▸ **RECORDED DATA**
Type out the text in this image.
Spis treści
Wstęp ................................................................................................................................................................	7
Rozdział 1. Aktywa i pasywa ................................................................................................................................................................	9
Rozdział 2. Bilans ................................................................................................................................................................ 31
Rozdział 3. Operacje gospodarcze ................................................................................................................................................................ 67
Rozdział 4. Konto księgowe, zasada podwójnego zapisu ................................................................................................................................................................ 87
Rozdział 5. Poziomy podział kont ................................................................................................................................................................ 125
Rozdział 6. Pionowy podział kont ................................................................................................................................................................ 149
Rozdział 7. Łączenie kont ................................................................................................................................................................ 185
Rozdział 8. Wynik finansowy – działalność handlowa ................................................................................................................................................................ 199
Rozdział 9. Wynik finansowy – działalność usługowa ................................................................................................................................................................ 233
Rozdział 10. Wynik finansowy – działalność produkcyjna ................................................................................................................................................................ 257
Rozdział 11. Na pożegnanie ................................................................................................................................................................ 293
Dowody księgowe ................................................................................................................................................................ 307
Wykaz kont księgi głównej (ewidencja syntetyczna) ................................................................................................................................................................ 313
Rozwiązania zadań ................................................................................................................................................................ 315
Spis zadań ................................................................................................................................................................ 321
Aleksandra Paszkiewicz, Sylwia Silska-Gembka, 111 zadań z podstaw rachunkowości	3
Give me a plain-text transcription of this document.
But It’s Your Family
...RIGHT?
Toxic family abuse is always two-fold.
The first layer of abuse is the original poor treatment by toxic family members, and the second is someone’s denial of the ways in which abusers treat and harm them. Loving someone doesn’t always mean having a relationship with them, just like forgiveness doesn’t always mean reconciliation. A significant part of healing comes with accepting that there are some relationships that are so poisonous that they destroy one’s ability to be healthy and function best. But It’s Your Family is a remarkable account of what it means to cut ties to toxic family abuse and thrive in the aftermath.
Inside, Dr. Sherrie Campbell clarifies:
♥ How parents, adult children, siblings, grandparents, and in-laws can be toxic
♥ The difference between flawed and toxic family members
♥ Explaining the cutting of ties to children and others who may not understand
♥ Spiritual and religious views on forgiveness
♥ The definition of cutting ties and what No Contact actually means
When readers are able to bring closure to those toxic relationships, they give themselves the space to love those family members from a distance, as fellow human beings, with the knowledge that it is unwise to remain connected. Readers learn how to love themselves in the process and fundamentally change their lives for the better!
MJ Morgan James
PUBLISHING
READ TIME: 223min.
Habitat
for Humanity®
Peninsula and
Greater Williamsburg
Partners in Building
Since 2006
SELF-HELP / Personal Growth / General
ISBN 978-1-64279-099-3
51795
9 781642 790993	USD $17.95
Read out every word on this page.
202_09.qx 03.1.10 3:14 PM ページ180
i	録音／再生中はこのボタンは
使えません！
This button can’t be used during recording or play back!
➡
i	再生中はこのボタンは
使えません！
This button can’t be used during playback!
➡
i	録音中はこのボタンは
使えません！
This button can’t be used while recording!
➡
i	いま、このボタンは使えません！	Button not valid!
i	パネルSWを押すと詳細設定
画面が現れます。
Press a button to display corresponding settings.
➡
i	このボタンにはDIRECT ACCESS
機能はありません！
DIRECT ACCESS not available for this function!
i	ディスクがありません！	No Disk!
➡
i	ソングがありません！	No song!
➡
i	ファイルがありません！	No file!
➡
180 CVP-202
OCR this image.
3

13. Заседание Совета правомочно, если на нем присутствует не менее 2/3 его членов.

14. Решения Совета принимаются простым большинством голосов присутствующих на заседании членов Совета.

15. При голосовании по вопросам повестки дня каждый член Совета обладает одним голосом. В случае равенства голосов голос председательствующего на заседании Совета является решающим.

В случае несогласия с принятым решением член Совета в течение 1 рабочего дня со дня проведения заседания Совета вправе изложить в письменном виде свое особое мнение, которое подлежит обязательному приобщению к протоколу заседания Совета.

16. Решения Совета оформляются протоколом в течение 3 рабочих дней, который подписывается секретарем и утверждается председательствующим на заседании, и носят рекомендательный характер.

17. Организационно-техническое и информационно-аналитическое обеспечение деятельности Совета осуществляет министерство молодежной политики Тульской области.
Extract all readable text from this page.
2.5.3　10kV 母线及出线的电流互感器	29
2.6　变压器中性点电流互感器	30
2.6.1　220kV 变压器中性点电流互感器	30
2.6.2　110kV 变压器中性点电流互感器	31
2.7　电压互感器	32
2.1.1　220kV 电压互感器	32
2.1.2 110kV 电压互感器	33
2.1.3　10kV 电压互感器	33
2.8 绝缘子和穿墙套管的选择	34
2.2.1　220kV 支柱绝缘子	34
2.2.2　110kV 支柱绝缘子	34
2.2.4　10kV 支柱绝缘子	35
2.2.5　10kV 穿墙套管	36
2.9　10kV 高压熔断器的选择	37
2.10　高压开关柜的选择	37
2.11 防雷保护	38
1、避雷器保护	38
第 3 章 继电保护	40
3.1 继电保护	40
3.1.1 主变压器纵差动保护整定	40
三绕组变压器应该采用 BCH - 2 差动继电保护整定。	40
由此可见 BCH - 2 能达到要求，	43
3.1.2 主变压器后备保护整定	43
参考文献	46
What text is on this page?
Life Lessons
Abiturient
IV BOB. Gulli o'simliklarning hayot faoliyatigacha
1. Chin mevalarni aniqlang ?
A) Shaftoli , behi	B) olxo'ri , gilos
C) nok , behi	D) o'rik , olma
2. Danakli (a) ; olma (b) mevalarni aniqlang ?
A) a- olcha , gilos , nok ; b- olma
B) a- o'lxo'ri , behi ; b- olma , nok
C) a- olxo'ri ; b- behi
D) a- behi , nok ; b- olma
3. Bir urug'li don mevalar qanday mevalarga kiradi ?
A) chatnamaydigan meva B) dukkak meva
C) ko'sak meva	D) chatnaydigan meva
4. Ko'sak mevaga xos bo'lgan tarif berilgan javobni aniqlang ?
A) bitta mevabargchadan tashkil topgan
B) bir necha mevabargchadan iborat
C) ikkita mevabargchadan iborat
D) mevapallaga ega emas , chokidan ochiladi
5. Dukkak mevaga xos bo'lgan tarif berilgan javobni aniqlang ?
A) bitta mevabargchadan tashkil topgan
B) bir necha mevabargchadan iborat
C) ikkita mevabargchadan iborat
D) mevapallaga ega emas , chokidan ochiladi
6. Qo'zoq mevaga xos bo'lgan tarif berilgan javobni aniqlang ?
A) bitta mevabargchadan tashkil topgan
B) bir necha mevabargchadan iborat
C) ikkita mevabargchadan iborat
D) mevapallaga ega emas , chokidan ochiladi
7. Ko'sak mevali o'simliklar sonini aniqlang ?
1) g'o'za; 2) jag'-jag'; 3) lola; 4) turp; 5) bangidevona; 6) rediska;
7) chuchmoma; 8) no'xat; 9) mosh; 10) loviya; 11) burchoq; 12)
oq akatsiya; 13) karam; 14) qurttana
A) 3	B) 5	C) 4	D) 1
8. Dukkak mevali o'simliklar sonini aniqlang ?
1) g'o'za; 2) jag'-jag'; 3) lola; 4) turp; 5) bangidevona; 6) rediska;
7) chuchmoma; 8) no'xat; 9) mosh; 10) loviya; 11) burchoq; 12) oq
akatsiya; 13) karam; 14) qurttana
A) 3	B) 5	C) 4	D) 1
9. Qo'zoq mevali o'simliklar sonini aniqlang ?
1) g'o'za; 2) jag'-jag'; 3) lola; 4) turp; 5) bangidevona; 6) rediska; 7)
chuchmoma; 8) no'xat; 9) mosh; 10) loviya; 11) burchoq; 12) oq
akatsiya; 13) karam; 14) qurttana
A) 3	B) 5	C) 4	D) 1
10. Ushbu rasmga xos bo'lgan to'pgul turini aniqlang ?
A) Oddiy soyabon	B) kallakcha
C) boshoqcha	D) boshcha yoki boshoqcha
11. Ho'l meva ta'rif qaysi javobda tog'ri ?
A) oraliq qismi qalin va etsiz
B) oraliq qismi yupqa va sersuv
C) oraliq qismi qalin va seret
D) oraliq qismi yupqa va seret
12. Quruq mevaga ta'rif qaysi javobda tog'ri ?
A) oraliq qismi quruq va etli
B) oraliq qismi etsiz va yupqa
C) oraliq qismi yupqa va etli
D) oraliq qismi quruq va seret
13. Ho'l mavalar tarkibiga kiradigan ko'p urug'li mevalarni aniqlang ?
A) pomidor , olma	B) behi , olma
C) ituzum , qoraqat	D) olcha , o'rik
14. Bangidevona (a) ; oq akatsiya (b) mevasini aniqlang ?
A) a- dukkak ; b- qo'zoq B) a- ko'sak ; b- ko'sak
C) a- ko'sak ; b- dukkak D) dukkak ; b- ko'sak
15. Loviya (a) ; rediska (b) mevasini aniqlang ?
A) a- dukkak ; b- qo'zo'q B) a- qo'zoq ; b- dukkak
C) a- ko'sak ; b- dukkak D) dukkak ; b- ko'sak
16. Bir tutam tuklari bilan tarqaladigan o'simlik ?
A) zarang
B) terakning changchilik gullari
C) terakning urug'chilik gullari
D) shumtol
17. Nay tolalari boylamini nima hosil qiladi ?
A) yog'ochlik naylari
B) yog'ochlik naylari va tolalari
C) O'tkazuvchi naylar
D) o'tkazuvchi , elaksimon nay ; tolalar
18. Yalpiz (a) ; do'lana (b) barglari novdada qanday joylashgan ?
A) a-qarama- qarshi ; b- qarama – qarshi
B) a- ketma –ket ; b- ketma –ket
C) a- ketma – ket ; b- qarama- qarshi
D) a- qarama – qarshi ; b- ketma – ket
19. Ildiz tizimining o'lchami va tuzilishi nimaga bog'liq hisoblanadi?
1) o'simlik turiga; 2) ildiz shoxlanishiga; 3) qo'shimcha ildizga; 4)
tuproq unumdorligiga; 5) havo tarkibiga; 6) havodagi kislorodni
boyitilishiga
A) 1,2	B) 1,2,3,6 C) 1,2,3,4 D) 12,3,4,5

▸ **PROBLEM TO WORK ON**
Which lines hold the string "page"? Copy all of them from the data above.

▸ **WRITTEN RESPONSE**
Read out every word on this page.
Extract all readable text from this page.
What text is on this page?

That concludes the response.